Pull out every line in the data that has the string "this" in it.
-- Start of Supplied records --
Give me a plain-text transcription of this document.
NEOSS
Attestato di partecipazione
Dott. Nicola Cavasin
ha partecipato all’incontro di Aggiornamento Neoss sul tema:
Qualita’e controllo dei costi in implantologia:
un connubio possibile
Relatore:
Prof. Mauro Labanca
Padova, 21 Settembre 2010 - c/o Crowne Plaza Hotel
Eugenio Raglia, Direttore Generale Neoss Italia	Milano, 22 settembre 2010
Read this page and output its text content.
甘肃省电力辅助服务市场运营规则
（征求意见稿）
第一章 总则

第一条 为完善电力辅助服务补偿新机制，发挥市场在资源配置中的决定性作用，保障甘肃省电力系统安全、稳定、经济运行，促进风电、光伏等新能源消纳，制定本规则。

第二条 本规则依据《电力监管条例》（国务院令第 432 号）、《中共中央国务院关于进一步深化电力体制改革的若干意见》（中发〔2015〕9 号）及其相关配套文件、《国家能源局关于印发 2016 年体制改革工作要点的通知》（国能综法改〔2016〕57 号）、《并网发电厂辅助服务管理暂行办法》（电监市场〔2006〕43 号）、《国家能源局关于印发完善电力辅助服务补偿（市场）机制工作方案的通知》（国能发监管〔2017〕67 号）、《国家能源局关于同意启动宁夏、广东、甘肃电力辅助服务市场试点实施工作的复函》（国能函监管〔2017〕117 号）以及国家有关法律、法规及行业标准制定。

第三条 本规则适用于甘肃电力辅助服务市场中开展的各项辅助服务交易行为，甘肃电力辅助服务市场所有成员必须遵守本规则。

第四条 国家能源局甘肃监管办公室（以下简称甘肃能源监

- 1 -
-- End of Supplied records --
■ Solution:
Give me a plain-text transcription of this document.
Read this page and output its text content.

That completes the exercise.